SET PROBLEM: Can the data below be set down again exactly, line for line?

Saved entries
──────────

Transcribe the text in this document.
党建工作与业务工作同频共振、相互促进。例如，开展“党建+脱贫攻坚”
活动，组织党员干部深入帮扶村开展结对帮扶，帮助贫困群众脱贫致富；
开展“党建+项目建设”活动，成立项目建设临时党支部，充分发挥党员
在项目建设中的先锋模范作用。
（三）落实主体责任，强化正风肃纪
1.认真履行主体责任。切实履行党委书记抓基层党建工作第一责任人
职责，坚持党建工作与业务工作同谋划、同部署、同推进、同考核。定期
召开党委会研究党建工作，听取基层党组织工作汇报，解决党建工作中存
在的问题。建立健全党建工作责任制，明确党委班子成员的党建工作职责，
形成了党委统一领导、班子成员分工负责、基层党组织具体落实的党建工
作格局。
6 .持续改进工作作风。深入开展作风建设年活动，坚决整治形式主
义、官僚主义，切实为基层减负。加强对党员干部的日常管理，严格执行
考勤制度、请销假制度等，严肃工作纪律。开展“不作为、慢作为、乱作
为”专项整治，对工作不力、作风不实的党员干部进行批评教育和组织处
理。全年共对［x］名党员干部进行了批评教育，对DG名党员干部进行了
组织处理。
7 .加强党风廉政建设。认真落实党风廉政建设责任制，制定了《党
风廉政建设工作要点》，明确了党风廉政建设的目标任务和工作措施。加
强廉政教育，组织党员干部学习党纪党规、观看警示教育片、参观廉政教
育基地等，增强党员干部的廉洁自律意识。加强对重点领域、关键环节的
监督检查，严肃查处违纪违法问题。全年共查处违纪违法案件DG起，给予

──────────

THE RESPONSE:
Transcribe the text in this document.
党建工作与业务工作同频共振、相互促进。例如，开展“党建+脱贫攻坚”
活动，组织党员干部深入帮扶村开展结对帮扶，帮助贫困群众脱贫致富；
开展“党建+项目建设”活动，成立项目建设临时党支部，充分发挥党员
在项目建设中的先锋模范作用。
（三）落实主体责任，强化正风肃纪
1.认真履行主体责任。切实履行党委书记抓基层党建工作第一责任人
职责，坚持党建工作与业务工作同谋划、同部署、同推进、同考核。定期
召开党委会研究党建工作，听取基层党组织工作汇报，解决党建工作中存
在的问题。建立健全党建工作责任制，明确党委班子成员的党建工作职责，
形成了党委统一领导、班子成员分工负责、基层党组织具体落实的党建工
作格局。
6 .持续改进工作作风。深入开展作风建设年活动，坚决整治形式主
义、官僚主义，切实为基层减负。加强对党员干部的日常管理，严格执行
考勤制度、请销假制度等，严肃工作纪律。开展“不作为、慢作为、乱作
为”专项整治，对工作不力、作风不实的党员干部进行批评教育和组织处
理。全年共对［x］名党员干部进行了批评教育，对DG名党员干部进行了
组织处理。
7 .加强党风廉政建设。认真落实党风廉政建设责任制，制定了《党
风廉政建设工作要点》，明确了党风廉政建设的目标任务和工作措施。加
强廉政教育，组织党员干部学习党纪党规、观看警示教育片、参观廉政教
育基地等，增强党员干部的廉洁自律意识。加强对重点领域、关键环节的
监督检查，严肃查处违纪违法问题。全年共查处违纪违法案件DG起，给予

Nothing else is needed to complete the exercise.